## Records shown
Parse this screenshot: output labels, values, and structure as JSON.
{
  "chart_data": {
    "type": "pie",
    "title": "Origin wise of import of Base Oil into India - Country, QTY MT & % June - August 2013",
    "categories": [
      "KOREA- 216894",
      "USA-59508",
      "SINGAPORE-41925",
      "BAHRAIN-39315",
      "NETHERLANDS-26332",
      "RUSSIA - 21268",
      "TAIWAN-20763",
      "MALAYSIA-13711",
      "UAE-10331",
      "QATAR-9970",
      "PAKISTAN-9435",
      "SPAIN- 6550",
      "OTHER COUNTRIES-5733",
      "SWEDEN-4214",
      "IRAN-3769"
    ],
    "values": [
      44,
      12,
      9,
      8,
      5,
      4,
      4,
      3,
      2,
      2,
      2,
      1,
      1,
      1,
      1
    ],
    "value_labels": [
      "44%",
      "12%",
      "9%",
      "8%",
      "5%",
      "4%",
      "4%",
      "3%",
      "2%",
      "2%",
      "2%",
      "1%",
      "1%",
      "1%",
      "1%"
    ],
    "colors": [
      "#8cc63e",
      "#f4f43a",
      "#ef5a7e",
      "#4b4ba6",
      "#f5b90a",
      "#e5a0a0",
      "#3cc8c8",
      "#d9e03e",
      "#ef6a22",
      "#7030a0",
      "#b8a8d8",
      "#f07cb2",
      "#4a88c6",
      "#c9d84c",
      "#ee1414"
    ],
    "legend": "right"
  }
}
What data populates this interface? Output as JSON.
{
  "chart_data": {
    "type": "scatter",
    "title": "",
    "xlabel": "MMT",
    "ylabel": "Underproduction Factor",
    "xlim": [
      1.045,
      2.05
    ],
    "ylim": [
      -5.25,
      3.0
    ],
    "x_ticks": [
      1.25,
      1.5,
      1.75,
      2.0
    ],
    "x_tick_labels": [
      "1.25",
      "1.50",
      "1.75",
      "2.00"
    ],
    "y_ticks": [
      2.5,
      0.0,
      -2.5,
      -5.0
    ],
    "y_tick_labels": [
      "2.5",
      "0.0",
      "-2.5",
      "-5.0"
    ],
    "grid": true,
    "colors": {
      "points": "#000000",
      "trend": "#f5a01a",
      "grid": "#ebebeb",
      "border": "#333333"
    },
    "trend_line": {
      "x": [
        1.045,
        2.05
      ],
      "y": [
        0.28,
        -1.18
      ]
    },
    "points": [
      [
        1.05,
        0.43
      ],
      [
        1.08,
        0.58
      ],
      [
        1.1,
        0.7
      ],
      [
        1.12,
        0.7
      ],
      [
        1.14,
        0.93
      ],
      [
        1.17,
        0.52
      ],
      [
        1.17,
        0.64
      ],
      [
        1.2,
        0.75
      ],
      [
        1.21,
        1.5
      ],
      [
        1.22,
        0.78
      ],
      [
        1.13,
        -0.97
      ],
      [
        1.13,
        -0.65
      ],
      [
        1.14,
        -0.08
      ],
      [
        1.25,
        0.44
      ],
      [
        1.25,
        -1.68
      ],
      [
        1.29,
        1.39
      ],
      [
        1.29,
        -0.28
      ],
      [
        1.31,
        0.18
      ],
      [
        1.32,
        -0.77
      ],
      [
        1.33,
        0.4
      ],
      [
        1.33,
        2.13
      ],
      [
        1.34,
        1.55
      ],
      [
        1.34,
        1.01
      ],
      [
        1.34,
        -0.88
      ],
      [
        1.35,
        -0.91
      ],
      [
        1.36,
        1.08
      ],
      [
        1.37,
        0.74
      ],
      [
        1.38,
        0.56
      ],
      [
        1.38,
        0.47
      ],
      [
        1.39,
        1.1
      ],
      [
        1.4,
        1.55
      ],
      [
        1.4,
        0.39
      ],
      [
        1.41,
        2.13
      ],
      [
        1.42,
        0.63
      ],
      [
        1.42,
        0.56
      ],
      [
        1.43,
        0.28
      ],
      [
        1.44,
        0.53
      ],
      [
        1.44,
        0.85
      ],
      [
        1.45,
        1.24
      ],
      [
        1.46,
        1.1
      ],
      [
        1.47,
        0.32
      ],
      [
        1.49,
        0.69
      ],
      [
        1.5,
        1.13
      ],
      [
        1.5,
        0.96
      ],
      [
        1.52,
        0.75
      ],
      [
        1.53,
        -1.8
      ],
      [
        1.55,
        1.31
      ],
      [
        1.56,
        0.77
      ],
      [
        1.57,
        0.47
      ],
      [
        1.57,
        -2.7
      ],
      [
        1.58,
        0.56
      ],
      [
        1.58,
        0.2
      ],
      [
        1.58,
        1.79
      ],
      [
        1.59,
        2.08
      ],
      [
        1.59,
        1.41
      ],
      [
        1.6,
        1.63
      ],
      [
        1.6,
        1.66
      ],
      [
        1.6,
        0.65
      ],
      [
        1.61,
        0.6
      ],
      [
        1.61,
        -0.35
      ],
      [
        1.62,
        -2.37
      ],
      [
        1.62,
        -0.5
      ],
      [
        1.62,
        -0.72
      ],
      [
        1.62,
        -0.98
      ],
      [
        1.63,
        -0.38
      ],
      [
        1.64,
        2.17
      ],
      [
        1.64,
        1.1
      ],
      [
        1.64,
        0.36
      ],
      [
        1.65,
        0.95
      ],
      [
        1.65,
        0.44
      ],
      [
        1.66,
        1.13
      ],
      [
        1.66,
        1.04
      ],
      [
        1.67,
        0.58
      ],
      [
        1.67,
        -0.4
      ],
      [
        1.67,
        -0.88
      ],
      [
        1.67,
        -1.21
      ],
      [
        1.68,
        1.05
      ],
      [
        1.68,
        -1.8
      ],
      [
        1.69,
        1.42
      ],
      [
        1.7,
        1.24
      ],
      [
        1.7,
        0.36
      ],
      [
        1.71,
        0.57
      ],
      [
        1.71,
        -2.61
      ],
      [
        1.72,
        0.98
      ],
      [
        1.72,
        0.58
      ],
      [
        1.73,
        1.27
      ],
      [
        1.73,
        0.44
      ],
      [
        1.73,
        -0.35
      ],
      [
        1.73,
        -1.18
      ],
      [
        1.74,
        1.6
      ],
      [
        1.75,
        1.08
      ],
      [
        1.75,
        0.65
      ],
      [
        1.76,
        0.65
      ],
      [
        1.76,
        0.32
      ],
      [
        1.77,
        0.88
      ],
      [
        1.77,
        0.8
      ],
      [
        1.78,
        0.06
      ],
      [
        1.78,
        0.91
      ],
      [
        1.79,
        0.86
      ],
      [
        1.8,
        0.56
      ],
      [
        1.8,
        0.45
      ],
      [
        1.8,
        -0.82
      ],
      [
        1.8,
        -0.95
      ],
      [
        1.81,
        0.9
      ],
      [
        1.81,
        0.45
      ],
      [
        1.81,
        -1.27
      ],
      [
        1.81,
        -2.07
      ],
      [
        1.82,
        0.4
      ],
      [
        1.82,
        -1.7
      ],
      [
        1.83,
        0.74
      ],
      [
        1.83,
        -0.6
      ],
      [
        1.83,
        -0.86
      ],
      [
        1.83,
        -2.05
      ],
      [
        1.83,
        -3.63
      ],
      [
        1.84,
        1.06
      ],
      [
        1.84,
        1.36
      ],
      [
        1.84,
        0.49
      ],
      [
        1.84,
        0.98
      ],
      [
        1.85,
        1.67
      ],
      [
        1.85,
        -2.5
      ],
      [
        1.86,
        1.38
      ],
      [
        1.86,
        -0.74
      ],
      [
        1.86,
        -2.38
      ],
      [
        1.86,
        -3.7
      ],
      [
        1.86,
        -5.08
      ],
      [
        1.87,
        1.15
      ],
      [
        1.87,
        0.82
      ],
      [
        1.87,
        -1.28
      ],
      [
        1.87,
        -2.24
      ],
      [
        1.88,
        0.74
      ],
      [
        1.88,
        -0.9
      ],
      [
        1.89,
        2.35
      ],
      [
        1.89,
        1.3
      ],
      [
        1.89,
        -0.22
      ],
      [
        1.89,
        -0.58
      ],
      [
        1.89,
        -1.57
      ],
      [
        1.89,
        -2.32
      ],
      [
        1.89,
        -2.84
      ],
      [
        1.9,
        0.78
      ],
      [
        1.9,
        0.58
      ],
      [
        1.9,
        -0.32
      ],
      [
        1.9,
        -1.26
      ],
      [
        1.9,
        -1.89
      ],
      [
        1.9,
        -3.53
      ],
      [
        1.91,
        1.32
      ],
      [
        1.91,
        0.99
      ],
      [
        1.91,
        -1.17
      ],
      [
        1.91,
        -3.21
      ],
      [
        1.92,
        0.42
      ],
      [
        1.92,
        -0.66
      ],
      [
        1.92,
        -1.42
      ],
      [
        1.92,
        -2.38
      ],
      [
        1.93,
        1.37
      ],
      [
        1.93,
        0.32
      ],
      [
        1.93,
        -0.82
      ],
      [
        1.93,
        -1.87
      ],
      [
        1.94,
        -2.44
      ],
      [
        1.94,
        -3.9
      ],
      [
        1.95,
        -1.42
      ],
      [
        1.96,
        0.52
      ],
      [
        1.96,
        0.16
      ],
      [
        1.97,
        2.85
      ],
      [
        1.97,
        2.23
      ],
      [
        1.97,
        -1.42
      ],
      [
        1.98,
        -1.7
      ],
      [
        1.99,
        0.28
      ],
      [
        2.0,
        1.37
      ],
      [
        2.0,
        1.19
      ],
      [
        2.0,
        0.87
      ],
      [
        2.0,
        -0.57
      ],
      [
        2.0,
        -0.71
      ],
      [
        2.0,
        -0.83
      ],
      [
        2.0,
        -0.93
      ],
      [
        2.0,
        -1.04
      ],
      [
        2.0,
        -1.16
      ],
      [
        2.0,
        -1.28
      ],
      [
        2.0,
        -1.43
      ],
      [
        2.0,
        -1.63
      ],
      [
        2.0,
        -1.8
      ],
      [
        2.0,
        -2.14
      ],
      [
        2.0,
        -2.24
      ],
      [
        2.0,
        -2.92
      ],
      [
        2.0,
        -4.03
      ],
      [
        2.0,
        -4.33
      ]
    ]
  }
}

## Instructions for the task
Find each line holding the string "JSON" and copy it out.

## Result below
Parse this screenshot: output labels, values, and structure as JSON.
What data populates this interface? Output as JSON.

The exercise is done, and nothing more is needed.